INSTRUCTIONS FOR THE TASK: Restate the records in their entirety, word for word.

▬▬▬▬▬▬

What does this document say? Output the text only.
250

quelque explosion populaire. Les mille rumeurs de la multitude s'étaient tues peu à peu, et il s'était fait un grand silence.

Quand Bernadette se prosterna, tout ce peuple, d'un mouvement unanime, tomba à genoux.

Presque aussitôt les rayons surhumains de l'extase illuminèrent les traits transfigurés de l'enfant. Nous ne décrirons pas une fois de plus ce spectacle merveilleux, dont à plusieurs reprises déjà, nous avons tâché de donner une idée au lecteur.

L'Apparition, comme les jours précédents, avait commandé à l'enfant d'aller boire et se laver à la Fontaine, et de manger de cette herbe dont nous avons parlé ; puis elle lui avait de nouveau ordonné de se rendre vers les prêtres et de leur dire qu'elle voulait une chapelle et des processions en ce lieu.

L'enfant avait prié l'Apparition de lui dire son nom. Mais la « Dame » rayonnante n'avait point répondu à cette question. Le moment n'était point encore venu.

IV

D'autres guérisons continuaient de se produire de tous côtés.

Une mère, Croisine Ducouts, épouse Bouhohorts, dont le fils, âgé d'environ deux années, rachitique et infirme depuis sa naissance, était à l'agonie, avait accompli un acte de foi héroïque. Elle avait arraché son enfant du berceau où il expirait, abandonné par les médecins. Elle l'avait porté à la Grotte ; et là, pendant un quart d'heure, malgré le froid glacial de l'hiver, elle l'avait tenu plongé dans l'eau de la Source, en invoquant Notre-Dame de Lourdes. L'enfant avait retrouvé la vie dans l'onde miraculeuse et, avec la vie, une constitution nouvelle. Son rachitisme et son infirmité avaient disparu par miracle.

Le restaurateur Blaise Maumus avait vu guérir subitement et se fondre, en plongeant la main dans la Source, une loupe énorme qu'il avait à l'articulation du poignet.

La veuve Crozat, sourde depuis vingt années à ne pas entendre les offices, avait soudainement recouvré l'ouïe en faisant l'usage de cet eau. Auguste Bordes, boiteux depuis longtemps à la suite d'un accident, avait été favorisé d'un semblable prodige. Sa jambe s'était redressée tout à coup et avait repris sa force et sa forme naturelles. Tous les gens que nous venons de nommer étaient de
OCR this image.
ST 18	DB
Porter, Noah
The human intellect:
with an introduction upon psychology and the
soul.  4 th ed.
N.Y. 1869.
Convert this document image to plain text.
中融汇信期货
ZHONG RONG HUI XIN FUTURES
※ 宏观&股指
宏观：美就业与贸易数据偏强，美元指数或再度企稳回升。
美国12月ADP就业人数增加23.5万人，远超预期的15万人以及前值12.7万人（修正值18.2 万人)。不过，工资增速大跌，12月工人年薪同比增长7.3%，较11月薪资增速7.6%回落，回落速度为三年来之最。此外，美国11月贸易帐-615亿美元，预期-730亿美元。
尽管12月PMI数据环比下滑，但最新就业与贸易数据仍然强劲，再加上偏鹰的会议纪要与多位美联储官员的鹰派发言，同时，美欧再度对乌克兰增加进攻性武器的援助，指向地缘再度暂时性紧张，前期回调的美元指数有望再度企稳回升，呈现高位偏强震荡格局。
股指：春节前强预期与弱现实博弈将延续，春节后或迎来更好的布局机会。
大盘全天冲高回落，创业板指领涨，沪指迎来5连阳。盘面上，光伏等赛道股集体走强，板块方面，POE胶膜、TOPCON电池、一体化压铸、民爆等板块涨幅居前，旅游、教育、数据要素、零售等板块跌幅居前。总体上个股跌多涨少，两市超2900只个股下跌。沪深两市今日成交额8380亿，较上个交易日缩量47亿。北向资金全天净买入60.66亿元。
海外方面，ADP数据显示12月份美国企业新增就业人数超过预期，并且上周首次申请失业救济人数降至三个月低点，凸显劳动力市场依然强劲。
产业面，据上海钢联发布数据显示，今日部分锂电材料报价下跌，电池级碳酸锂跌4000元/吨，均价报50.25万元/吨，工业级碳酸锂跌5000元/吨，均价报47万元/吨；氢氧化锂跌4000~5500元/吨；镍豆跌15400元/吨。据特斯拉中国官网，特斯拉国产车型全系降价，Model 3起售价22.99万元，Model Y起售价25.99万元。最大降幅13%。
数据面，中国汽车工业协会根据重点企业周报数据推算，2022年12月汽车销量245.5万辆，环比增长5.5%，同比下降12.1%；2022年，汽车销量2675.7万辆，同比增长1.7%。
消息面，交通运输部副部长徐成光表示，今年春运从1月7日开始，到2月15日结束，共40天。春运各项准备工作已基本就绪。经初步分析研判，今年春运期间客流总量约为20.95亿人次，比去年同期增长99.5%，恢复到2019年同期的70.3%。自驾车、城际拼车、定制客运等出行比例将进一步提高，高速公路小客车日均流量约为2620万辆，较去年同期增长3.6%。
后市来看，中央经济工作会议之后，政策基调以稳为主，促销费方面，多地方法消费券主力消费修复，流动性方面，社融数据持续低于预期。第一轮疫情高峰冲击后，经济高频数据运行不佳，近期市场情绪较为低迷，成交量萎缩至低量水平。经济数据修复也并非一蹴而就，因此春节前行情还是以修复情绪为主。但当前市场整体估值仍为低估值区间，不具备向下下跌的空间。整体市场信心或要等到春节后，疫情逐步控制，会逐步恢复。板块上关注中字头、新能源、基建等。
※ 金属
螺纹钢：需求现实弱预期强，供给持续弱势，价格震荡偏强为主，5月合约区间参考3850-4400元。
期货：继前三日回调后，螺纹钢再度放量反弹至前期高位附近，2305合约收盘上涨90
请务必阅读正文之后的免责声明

▬▬▬▬▬▬

THE REPLY:
What does this document say? Output the text only.
250

quelque explosion populaire. Les mille rumeurs de la multitude s'étaient tues peu à peu, et il s'était fait un grand silence.

Quand Bernadette se prosterna, tout ce peuple, d'un mouvement unanime, tomba à genoux.

Presque aussitôt les rayons surhumains de l'extase illuminèrent les traits transfigurés de l'enfant. Nous ne décrirons pas une fois de plus ce spectacle merveilleux, dont à plusieurs reprises déjà, nous avons tâché de donner une idée au lecteur.

L'Apparition, comme les jours précédents, avait commandé à l'enfant d'aller boire et se laver à la Fontaine, et de manger de cette herbe dont nous avons parlé ; puis elle lui avait de nouveau ordonné de se rendre vers les prêtres et de leur dire qu'elle voulait une chapelle et des processions en ce lieu.

L'enfant avait prié l'Apparition de lui dire son nom. Mais la « Dame » rayonnante n'avait point répondu à cette question. Le moment n'était point encore venu.

IV

D'autres guérisons continuaient de se produire de tous côtés.

Une mère, Croisine Ducouts, épouse Bouhohorts, dont le fils, âgé d'environ deux années, rachitique et infirme depuis sa naissance, était à l'agonie, avait accompli un acte de foi héroïque. Elle avait arraché son enfant du berceau où il expirait, abandonné par les médecins. Elle l'avait porté à la Grotte ; et là, pendant un quart d'heure, malgré le froid glacial de l'hiver, elle l'avait tenu plongé dans l'eau de la Source, en invoquant Notre-Dame de Lourdes. L'enfant avait retrouvé la vie dans l'onde miraculeuse et, avec la vie, une constitution nouvelle. Son rachitisme et son infirmité avaient disparu par miracle.

Le restaurateur Blaise Maumus avait vu guérir subitement et se fondre, en plongeant la main dans la Source, une loupe énorme qu'il avait à l'articulation du poignet.

La veuve Crozat, sourde depuis vingt années à ne pas entendre les offices, avait soudainement recouvré l'ouïe en faisant l'usage de cet eau. Auguste Bordes, boiteux depuis longtemps à la suite d'un accident, avait été favorisé d'un semblable prodige. Sa jambe s'était redressée tout à coup et avait repris sa force et sa forme naturelles. Tous les gens que nous venons de nommer étaient de
OCR this image.
ST 18	DB
Porter, Noah
The human intellect:
with an introduction upon psychology and the
soul.  4 th ed.
N.Y. 1869.
Convert this document image to plain text.
中融汇信期货
ZHONG RONG HUI XIN FUTURES
※ 宏观&股指
宏观：美就业与贸易数据偏强，美元指数或再度企稳回升。
美国12月ADP就业人数增加23.5万人，远超预期的15万人以及前值12.7万人（修正值18.2 万人)。不过，工资增速大跌，12月工人年薪同比增长7.3%，较11月薪资增速7.6%回落，回落速度为三年来之最。此外，美国11月贸易帐-615亿美元，预期-730亿美元。
尽管12月PMI数据环比下滑，但最新就业与贸易数据仍然强劲，再加上偏鹰的会议纪要与多位美联储官员的鹰派发言，同时，美欧再度对乌克兰增加进攻性武器的援助，指向地缘再度暂时性紧张，前期回调的美元指数有望再度企稳回升，呈现高位偏强震荡格局。
股指：春节前强预期与弱现实博弈将延续，春节后或迎来更好的布局机会。
大盘全天冲高回落，创业板指领涨，沪指迎来5连阳。盘面上，光伏等赛道股集体走强，板块方面，POE胶膜、TOPCON电池、一体化压铸、民爆等板块涨幅居前，旅游、教育、数据要素、零售等板块跌幅居前。总体上个股跌多涨少，两市超2900只个股下跌。沪深两市今日成交额8380亿，较上个交易日缩量47亿。北向资金全天净买入60.66亿元。
海外方面，ADP数据显示12月份美国企业新增就业人数超过预期，并且上周首次申请失业救济人数降至三个月低点，凸显劳动力市场依然强劲。
产业面，据上海钢联发布数据显示，今日部分锂电材料报价下跌，电池级碳酸锂跌4000元/吨，均价报50.25万元/吨，工业级碳酸锂跌5000元/吨，均价报47万元/吨；氢氧化锂跌4000~5500元/吨；镍豆跌15400元/吨。据特斯拉中国官网，特斯拉国产车型全系降价，Model 3起售价22.99万元，Model Y起售价25.99万元。最大降幅13%。
数据面，中国汽车工业协会根据重点企业周报数据推算，2022年12月汽车销量245.5万辆，环比增长5.5%，同比下降12.1%；2022年，汽车销量2675.7万辆，同比增长1.7%。
消息面，交通运输部副部长徐成光表示，今年春运从1月7日开始，到2月15日结束，共40天。春运各项准备工作已基本就绪。经初步分析研判，今年春运期间客流总量约为20.95亿人次，比去年同期增长99.5%，恢复到2019年同期的70.3%。自驾车、城际拼车、定制客运等出行比例将进一步提高，高速公路小客车日均流量约为2620万辆，较去年同期增长3.6%。
后市来看，中央经济工作会议之后，政策基调以稳为主，促销费方面，多地方法消费券主力消费修复，流动性方面，社融数据持续低于预期。第一轮疫情高峰冲击后，经济高频数据运行不佳，近期市场情绪较为低迷，成交量萎缩至低量水平。经济数据修复也并非一蹴而就，因此春节前行情还是以修复情绪为主。但当前市场整体估值仍为低估值区间，不具备向下下跌的空间。整体市场信心或要等到春节后，疫情逐步控制，会逐步恢复。板块上关注中字头、新能源、基建等。
※ 金属
螺纹钢：需求现实弱预期强，供给持续弱势，价格震荡偏强为主，5月合约区间参考3850-4400元。
期货：继前三日回调后，螺纹钢再度放量反弹至前期高位附近，2305合约收盘上涨90
请务必阅读正文之后的免责声明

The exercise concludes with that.